AVAILABLE DATA

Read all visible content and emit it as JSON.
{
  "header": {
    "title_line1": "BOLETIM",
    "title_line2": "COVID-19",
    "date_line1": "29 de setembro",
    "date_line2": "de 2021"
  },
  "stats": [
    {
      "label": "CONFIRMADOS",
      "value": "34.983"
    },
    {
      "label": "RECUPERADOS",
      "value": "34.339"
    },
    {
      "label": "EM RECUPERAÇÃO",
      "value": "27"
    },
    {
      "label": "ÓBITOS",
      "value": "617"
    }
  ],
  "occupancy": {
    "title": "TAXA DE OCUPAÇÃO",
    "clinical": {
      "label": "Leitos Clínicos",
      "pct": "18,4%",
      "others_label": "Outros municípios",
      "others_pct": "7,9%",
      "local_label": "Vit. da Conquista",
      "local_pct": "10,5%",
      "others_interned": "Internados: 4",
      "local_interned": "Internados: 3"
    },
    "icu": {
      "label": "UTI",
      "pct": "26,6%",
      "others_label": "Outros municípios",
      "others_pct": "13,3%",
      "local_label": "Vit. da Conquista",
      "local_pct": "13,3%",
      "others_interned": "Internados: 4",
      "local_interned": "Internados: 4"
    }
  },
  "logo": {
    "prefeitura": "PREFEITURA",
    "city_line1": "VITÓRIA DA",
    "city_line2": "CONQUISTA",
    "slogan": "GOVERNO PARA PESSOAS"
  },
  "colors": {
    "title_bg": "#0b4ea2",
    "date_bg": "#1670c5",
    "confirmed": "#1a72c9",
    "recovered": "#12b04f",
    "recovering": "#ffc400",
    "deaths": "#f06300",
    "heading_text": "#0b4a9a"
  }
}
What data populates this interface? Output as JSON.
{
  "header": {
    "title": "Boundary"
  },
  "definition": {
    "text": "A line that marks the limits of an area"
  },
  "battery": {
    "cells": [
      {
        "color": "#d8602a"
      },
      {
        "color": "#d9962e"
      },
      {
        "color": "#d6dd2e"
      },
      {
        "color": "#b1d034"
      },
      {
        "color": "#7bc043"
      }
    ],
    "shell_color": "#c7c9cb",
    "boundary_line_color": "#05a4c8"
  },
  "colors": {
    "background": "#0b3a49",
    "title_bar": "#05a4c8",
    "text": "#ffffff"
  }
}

INSTRUCTIONS TO FOLLOW
Take the line that contains "What data populates" and each line after it down to the last of the records, and retype them exactly; add nothing else.

RESPONSE
What data populates this interface? Output as JSON.
{
  "header": {
    "title": "Boundary"
  },
  "definition": {
    "text": "A line that marks the limits of an area"
  },
  "battery": {
    "cells": [
      {
        "color": "#d8602a"
      },
      {
        "color": "#d9962e"
      },
      {
        "color": "#d6dd2e"
      },
      {
        "color": "#b1d034"
      },
      {
        "color": "#7bc043"
      }
    ],
    "shell_color": "#c7c9cb",
    "boundary_line_color": "#05a4c8"
  },
  "colors": {
    "background": "#0b3a49",
    "title_bar": "#05a4c8",
    "text": "#ffffff"
  }
}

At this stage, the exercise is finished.